▶ **REQUIRED WORK**: Without the images, write out all of the following entries exactly.

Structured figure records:
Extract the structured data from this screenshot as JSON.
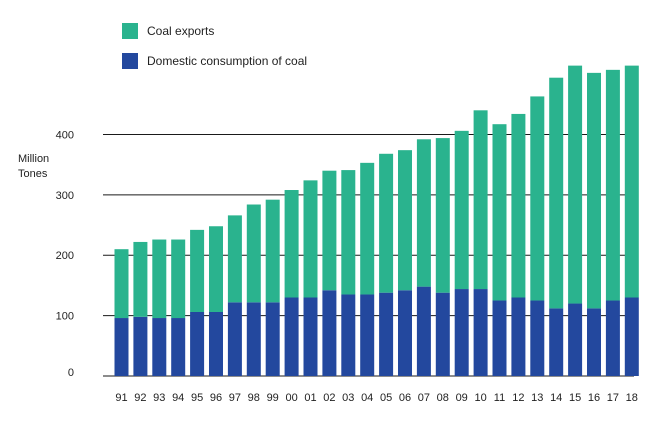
{
  "chart_data": {
    "type": "bar",
    "stacked": true,
    "title": "",
    "xlabel": "",
    "ylabel_lines": [
      "Million",
      "Tones"
    ],
    "ylim": [
      0,
      520
    ],
    "yticks": [
      0,
      100,
      200,
      300,
      400
    ],
    "grid": "horizontal",
    "legend_position": "top-left",
    "categories": [
      "91",
      "92",
      "93",
      "94",
      "95",
      "96",
      "97",
      "98",
      "99",
      "00",
      "01",
      "02",
      "03",
      "04",
      "05",
      "06",
      "07",
      "08",
      "09",
      "10",
      "11",
      "12",
      "13",
      "14",
      "15",
      "16",
      "17",
      "18"
    ],
    "series": [
      {
        "name": "Domestic consumption of coal",
        "color": "#23489e",
        "values": [
          96,
          98,
          96,
          96,
          106,
          106,
          122,
          122,
          122,
          130,
          130,
          142,
          135,
          135,
          138,
          142,
          148,
          138,
          144,
          144,
          125,
          130,
          125,
          112,
          120,
          112,
          125,
          130
        ]
      },
      {
        "name": "Coal exports",
        "color": "#2ab38e",
        "values": [
          114,
          124,
          130,
          130,
          136,
          142,
          144,
          162,
          170,
          178,
          194,
          198,
          206,
          218,
          230,
          232,
          244,
          256,
          262,
          296,
          292,
          304,
          338,
          382,
          394,
          390,
          382,
          384
        ]
      }
    ]
  }
}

▶ **ANSWER TO THIS EXERCISE**:
Extract the structured data from this screenshot as JSON.
{
  "chart_data": {
    "type": "bar",
    "stacked": true,
    "title": "",
    "xlabel": "",
    "ylabel_lines": [
      "Million",
      "Tones"
    ],
    "ylim": [
      0,
      520
    ],
    "yticks": [
      0,
      100,
      200,
      300,
      400
    ],
    "grid": "horizontal",
    "legend_position": "top-left",
    "categories": [
      "91",
      "92",
      "93",
      "94",
      "95",
      "96",
      "97",
      "98",
      "99",
      "00",
      "01",
      "02",
      "03",
      "04",
      "05",
      "06",
      "07",
      "08",
      "09",
      "10",
      "11",
      "12",
      "13",
      "14",
      "15",
      "16",
      "17",
      "18"
    ],
    "series": [
      {
        "name": "Domestic consumption of coal",
        "color": "#23489e",
        "values": [
          96,
          98,
          96,
          96,
          106,
          106,
          122,
          122,
          122,
          130,
          130,
          142,
          135,
          135,
          138,
          142,
          148,
          138,
          144,
          144,
          125,
          130,
          125,
          112,
          120,
          112,
          125,
          130
        ]
      },
      {
        "name": "Coal exports",
        "color": "#2ab38e",
        "values": [
          114,
          124,
          130,
          130,
          136,
          142,
          144,
          162,
          170,
          178,
          194,
          198,
          206,
          218,
          230,
          232,
          244,
          256,
          262,
          296,
          292,
          304,
          338,
          382,
          394,
          390,
          382,
          384
        ]
      }
    ]
  }
}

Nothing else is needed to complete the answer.